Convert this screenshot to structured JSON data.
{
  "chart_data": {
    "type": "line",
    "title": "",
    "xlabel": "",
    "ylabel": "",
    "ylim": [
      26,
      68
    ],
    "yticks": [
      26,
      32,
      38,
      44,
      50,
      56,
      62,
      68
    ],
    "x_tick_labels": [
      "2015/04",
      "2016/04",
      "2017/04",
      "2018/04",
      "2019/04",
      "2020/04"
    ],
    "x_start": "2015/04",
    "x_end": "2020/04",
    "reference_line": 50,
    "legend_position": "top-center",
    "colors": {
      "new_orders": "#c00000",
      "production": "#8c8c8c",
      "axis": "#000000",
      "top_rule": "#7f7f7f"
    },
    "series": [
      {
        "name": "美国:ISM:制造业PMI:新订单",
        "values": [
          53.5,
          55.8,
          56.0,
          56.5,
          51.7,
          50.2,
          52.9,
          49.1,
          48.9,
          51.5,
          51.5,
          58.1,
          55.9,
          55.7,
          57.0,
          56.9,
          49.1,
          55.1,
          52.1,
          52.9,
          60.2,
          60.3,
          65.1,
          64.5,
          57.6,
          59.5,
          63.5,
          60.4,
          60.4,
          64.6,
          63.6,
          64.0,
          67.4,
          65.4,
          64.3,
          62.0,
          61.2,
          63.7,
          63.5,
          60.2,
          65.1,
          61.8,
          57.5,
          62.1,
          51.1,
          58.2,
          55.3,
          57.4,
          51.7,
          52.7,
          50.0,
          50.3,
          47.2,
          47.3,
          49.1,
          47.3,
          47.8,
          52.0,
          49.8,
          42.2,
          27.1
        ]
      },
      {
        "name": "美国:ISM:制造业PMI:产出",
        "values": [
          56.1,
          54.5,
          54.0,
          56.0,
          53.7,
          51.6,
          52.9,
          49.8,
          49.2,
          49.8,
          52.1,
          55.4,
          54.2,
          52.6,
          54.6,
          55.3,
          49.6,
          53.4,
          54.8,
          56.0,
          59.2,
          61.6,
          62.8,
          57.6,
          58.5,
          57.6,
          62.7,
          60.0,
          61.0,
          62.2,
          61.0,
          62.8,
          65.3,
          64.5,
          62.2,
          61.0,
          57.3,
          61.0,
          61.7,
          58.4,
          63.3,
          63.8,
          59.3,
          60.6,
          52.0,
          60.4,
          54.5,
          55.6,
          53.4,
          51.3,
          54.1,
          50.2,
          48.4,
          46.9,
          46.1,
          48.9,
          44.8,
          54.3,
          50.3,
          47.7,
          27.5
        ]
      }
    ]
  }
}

• [Short problem]
Output every line above without altering anything.

• [Written answer]
Convert this screenshot to structured JSON data.
{
  "chart_data": {
    "type": "line",
    "title": "",
    "xlabel": "",
    "ylabel": "",
    "ylim": [
      26,
      68
    ],
    "yticks": [
      26,
      32,
      38,
      44,
      50,
      56,
      62,
      68
    ],
    "x_tick_labels": [
      "2015/04",
      "2016/04",
      "2017/04",
      "2018/04",
      "2019/04",
      "2020/04"
    ],
    "x_start": "2015/04",
    "x_end": "2020/04",
    "reference_line": 50,
    "legend_position": "top-center",
    "colors": {
      "new_orders": "#c00000",
      "production": "#8c8c8c",
      "axis": "#000000",
      "top_rule": "#7f7f7f"
    },
    "series": [
      {
        "name": "美国:ISM:制造业PMI:新订单",
        "values": [
          53.5,
          55.8,
          56.0,
          56.5,
          51.7,
          50.2,
          52.9,
          49.1,
          48.9,
          51.5,
          51.5,
          58.1,
          55.9,
          55.7,
          57.0,
          56.9,
          49.1,
          55.1,
          52.1,
          52.9,
          60.2,
          60.3,
          65.1,
          64.5,
          57.6,
          59.5,
          63.5,
          60.4,
          60.4,
          64.6,
          63.6,
          64.0,
          67.4,
          65.4,
          64.3,
          62.0,
          61.2,
          63.7,
          63.5,
          60.2,
          65.1,
          61.8,
          57.5,
          62.1,
          51.1,
          58.2,
          55.3,
          57.4,
          51.7,
          52.7,
          50.0,
          50.3,
          47.2,
          47.3,
          49.1,
          47.3,
          47.8,
          52.0,
          49.8,
          42.2,
          27.1
        ]
      },
      {
        "name": "美国:ISM:制造业PMI:产出",
        "values": [
          56.1,
          54.5,
          54.0,
          56.0,
          53.7,
          51.6,
          52.9,
          49.8,
          49.2,
          49.8,
          52.1,
          55.4,
          54.2,
          52.6,
          54.6,
          55.3,
          49.6,
          53.4,
          54.8,
          56.0,
          59.2,
          61.6,
          62.8,
          57.6,
          58.5,
          57.6,
          62.7,
          60.0,
          61.0,
          62.2,
          61.0,
          62.8,
          65.3,
          64.5,
          62.2,
          61.0,
          57.3,
          61.0,
          61.7,
          58.4,
          63.3,
          63.8,
          59.3,
          60.6,
          52.0,
          60.4,
          54.5,
          55.6,
          53.4,
          51.3,
          54.1,
          50.2,
          48.4,
          46.9,
          46.1,
          48.9,
          44.8,
          54.3,
          50.3,
          47.7,
          27.5
        ]
      }
    ]
  }
}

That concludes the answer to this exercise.